[Stored entries]
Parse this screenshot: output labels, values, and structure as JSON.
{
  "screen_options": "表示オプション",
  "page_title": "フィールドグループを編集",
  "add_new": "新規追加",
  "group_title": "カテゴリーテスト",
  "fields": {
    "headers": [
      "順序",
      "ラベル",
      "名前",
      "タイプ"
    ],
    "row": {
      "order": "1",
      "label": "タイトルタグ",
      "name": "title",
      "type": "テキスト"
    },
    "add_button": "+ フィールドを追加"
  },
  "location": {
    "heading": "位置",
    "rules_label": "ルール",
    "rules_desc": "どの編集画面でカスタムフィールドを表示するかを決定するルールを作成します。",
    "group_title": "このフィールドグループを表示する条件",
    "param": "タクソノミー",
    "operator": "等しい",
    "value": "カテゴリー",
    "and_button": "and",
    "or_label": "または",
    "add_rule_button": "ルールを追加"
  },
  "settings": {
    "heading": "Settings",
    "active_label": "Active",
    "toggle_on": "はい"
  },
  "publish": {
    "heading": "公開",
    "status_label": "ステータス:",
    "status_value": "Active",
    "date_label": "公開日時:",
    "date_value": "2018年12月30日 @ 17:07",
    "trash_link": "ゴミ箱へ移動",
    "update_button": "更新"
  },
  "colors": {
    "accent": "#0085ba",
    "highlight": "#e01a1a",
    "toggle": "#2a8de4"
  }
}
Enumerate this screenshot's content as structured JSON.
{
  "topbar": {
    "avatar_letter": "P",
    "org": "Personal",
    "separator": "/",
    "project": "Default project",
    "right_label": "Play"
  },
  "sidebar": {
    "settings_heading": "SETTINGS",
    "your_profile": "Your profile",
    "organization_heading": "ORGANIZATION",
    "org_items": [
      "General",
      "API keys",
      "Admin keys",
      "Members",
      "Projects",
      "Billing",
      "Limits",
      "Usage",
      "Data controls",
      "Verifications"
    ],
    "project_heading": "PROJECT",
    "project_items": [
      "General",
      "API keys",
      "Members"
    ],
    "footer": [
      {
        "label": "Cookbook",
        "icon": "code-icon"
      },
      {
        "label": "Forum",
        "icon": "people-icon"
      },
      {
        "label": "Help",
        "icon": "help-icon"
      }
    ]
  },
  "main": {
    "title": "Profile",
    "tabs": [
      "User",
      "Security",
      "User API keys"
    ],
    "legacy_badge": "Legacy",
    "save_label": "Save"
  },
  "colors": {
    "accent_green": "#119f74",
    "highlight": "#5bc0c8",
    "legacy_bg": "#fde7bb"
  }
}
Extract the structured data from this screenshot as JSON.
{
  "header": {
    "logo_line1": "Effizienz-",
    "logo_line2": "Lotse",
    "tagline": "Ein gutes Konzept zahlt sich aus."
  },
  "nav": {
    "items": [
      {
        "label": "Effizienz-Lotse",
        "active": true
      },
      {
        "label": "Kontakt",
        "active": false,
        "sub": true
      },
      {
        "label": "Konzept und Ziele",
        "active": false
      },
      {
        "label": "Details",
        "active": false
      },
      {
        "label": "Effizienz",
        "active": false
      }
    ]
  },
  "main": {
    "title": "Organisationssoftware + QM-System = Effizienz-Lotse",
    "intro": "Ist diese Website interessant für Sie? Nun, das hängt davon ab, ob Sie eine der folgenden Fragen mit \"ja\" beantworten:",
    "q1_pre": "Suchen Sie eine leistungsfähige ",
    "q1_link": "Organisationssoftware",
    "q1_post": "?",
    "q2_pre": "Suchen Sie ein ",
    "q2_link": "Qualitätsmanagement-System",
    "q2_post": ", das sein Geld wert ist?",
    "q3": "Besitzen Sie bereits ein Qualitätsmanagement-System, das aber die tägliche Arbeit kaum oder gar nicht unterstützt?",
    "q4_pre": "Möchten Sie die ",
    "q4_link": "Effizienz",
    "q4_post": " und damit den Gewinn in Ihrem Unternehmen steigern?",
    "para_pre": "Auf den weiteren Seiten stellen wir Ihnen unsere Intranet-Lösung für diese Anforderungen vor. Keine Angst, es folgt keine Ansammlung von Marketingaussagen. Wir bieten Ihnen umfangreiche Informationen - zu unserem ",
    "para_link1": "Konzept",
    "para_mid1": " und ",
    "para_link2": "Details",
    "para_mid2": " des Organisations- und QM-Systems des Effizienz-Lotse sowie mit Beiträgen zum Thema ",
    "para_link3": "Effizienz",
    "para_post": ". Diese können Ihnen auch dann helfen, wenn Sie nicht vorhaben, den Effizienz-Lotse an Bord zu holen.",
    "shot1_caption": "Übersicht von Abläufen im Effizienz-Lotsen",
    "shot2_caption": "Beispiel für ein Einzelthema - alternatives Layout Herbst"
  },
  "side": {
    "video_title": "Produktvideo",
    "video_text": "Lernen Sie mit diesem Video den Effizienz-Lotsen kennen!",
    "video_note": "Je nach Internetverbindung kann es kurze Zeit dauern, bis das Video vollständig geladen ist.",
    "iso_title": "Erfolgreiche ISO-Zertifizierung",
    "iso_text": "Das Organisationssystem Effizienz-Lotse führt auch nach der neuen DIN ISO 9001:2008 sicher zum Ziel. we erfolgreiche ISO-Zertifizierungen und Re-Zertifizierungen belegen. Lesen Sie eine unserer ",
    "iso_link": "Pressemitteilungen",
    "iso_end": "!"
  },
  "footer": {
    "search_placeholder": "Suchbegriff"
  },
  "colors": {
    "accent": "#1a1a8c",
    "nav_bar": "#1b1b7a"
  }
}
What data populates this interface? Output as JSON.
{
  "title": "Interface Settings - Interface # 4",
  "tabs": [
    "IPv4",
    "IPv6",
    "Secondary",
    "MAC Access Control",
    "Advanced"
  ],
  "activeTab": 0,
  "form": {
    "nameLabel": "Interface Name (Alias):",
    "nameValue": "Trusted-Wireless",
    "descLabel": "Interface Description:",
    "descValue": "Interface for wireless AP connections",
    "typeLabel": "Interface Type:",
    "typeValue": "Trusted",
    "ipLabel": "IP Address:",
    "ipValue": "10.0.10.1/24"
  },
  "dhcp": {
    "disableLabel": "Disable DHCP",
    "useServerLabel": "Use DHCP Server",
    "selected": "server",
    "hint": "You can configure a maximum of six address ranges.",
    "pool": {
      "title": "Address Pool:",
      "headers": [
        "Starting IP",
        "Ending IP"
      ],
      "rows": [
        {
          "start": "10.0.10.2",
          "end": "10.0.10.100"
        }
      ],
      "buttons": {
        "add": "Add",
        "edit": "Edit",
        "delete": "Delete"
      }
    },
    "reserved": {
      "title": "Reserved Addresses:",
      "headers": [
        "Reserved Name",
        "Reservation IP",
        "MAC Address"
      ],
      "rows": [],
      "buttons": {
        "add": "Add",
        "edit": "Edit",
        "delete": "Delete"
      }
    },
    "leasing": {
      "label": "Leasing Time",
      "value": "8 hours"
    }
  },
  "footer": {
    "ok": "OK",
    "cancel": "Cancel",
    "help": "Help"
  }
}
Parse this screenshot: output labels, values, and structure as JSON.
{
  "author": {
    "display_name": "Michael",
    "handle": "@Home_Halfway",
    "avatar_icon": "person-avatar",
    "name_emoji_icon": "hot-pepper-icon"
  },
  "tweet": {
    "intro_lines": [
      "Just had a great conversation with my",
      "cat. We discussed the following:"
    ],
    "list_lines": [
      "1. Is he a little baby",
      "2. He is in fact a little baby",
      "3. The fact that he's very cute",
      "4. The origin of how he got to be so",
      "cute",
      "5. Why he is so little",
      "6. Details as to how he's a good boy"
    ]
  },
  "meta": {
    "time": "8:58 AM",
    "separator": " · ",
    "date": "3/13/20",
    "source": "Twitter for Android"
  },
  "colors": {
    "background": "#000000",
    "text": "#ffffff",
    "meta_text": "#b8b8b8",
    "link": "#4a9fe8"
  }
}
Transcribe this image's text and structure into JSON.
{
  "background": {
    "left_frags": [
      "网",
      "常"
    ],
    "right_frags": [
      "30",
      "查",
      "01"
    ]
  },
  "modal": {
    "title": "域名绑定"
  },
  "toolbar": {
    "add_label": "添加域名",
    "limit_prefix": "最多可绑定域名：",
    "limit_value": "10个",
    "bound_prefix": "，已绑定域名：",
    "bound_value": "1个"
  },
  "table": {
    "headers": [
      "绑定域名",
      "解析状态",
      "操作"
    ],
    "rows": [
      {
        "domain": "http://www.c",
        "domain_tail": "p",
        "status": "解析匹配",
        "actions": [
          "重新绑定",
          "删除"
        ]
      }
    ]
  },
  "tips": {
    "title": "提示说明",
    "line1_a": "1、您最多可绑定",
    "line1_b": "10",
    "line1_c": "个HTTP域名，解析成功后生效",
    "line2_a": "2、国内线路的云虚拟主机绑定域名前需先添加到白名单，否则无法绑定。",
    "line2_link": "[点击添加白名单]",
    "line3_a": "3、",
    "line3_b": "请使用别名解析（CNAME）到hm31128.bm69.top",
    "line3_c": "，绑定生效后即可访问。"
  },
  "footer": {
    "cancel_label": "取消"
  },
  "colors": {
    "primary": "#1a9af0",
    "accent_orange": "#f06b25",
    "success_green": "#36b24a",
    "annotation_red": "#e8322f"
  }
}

• [Instruction] From the listing above, copy out each line where the word "little" appears.

• [Result for this exercise]
      "1. Is he a little baby",
      "2. He is in fact a little baby",
      "5. Why he is so little",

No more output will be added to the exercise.